**REQUIREMENTS**
Without the images, write out all of the following entries exactly.

**DATA TO PROCESS**
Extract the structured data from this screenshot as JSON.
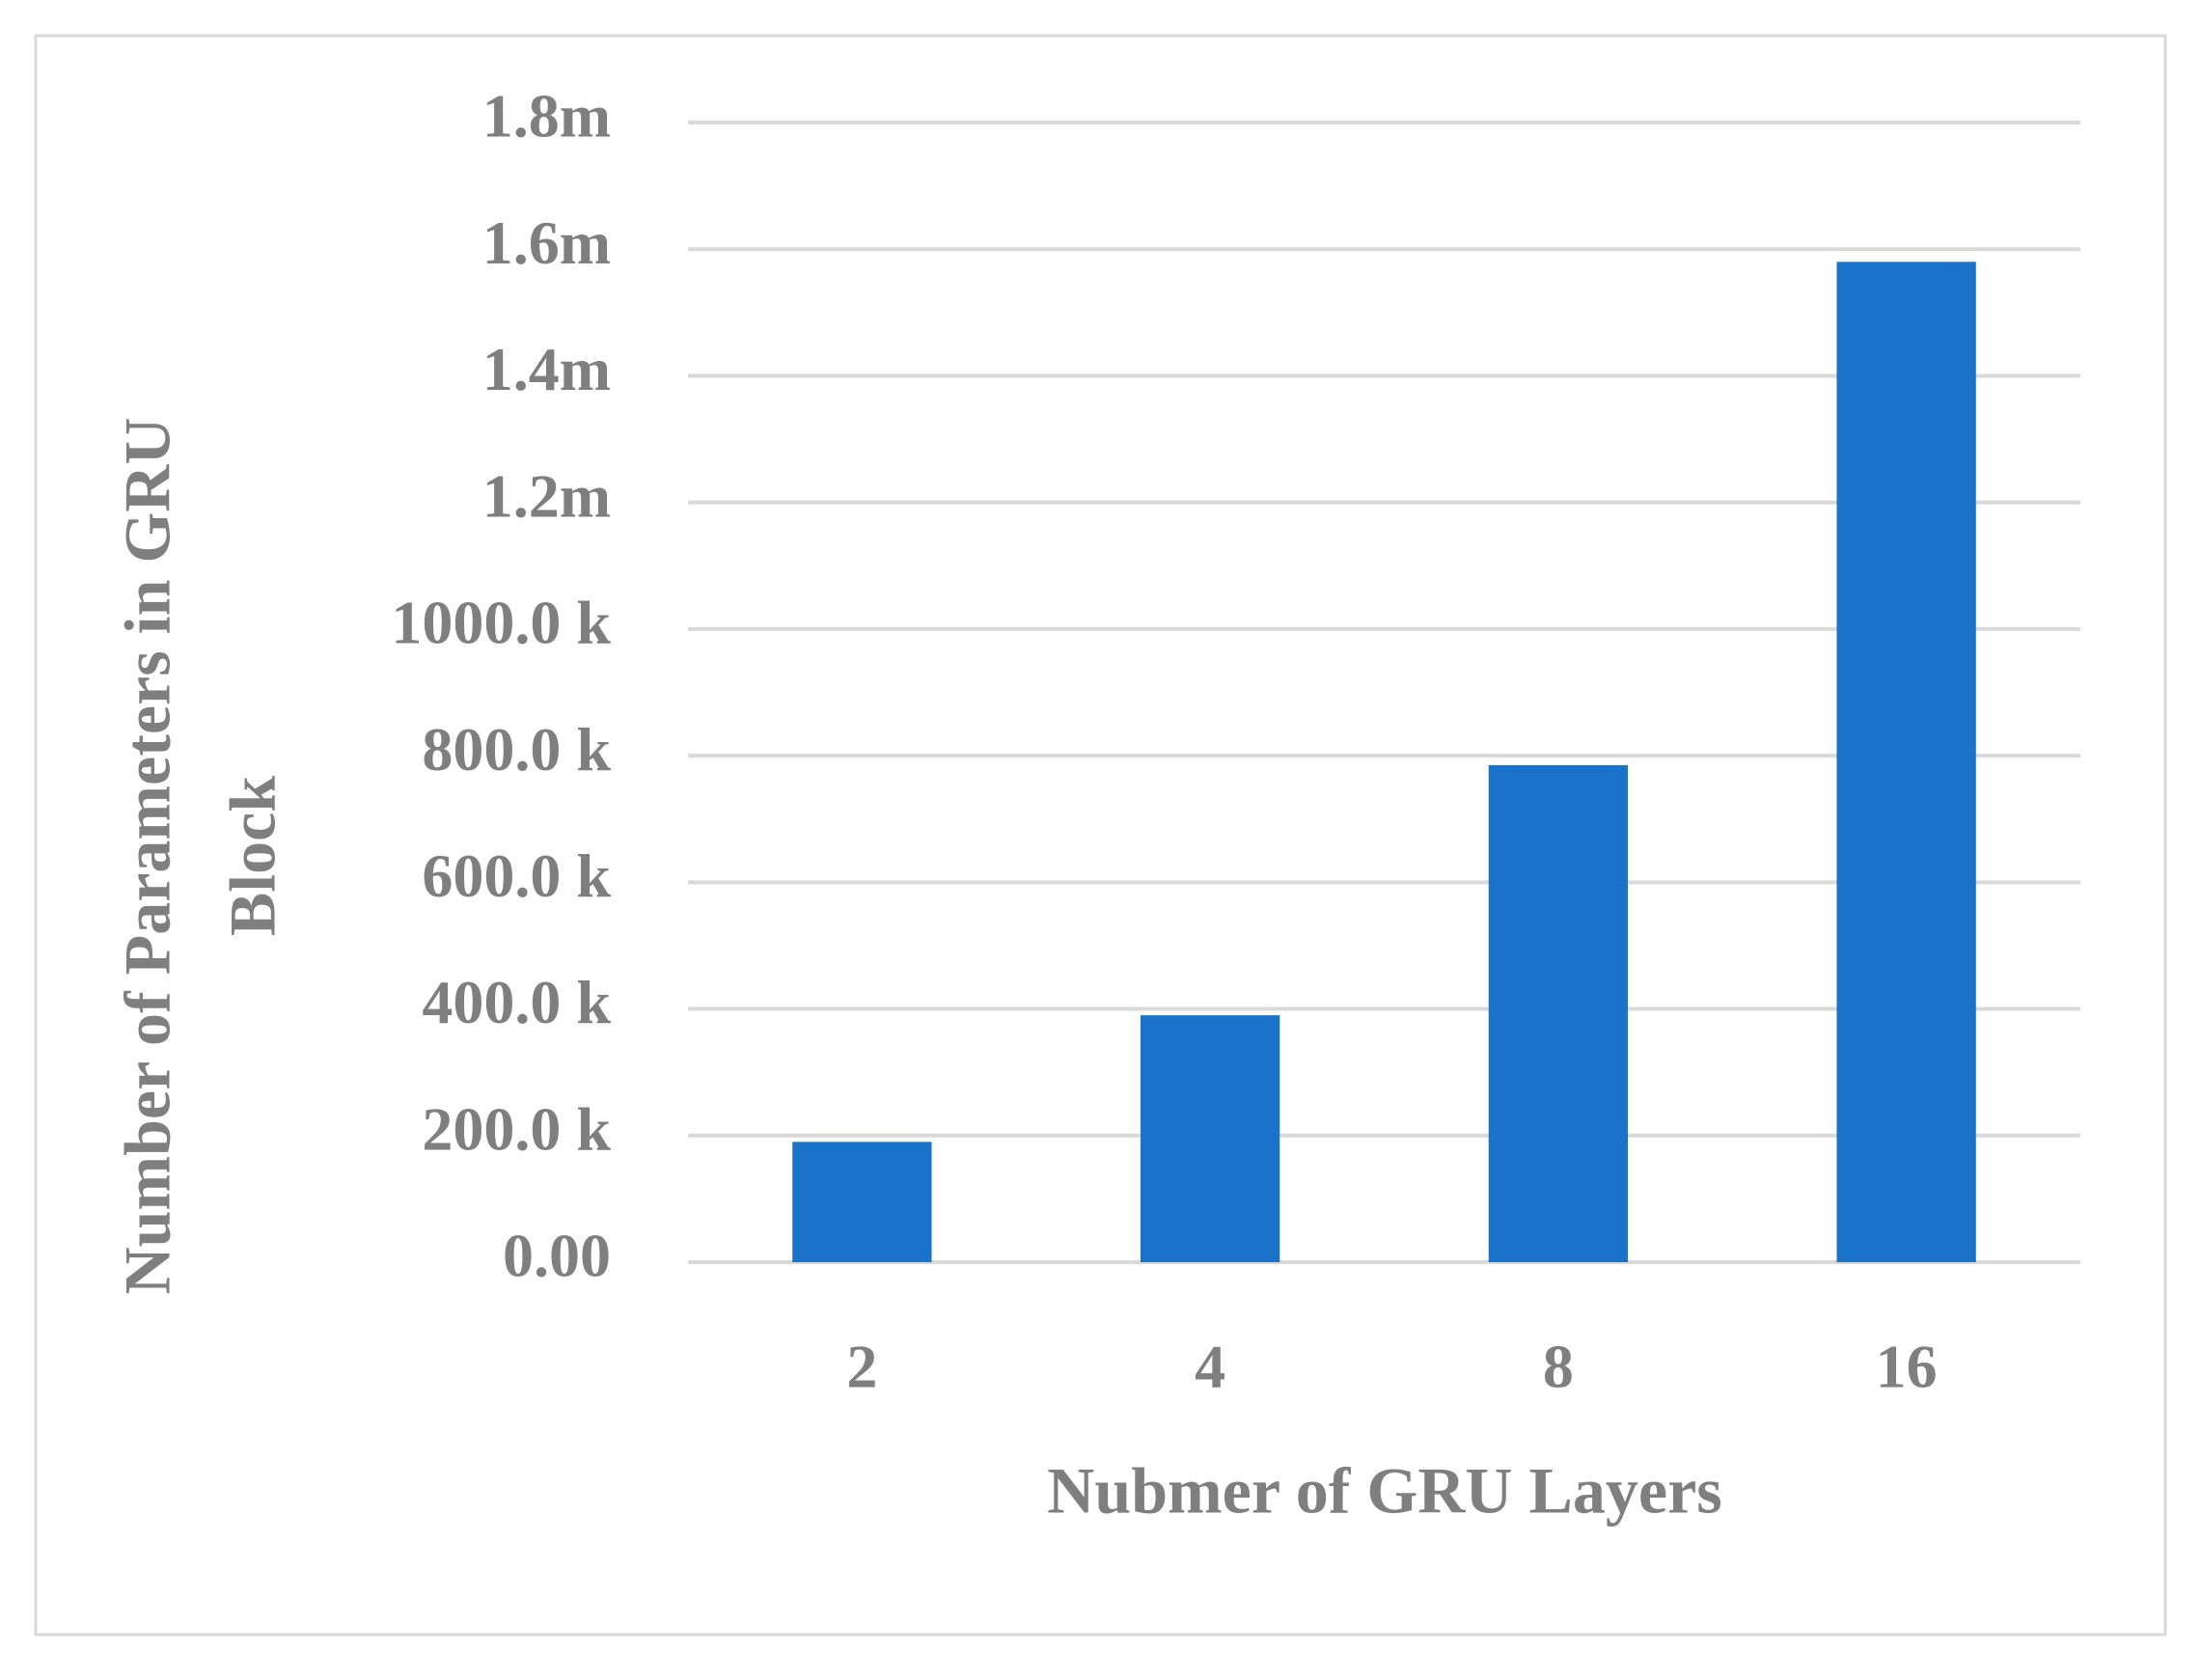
{
  "chart_data": {
    "type": "bar",
    "xlabel": "Nubmer of GRU Layers",
    "ylabel": [
      "Number of Parameters  in GRU",
      "Block"
    ],
    "categories": [
      "2",
      "4",
      "8",
      "16"
    ],
    "values": [
      190000,
      390000,
      785000,
      1580000
    ],
    "color": "#1a73c8",
    "ylim": [
      0,
      1800000
    ],
    "yticks": [
      {
        "value": 0,
        "label": "0.00"
      },
      {
        "value": 200000,
        "label": "200.0 k"
      },
      {
        "value": 400000,
        "label": "400.0 k"
      },
      {
        "value": 600000,
        "label": "600.0 k"
      },
      {
        "value": 800000,
        "label": "800.0 k"
      },
      {
        "value": 1000000,
        "label": "1000.0 k"
      },
      {
        "value": 1200000,
        "label": "1.2m"
      },
      {
        "value": 1400000,
        "label": "1.4m"
      },
      {
        "value": 1600000,
        "label": "1.6m"
      },
      {
        "value": 1800000,
        "label": "1.8m"
      }
    ],
    "grid": true
  }
}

**RESULT BELOW**
Extract the structured data from this screenshot as JSON.
{
  "chart_data": {
    "type": "bar",
    "xlabel": "Nubmer of GRU Layers",
    "ylabel": [
      "Number of Parameters  in GRU",
      "Block"
    ],
    "categories": [
      "2",
      "4",
      "8",
      "16"
    ],
    "values": [
      190000,
      390000,
      785000,
      1580000
    ],
    "color": "#1a73c8",
    "ylim": [
      0,
      1800000
    ],
    "yticks": [
      {
        "value": 0,
        "label": "0.00"
      },
      {
        "value": 200000,
        "label": "200.0 k"
      },
      {
        "value": 400000,
        "label": "400.0 k"
      },
      {
        "value": 600000,
        "label": "600.0 k"
      },
      {
        "value": 800000,
        "label": "800.0 k"
      },
      {
        "value": 1000000,
        "label": "1000.0 k"
      },
      {
        "value": 1200000,
        "label": "1.2m"
      },
      {
        "value": 1400000,
        "label": "1.4m"
      },
      {
        "value": 1600000,
        "label": "1.6m"
      },
      {
        "value": 1800000,
        "label": "1.8m"
      }
    ],
    "grid": true
  }
}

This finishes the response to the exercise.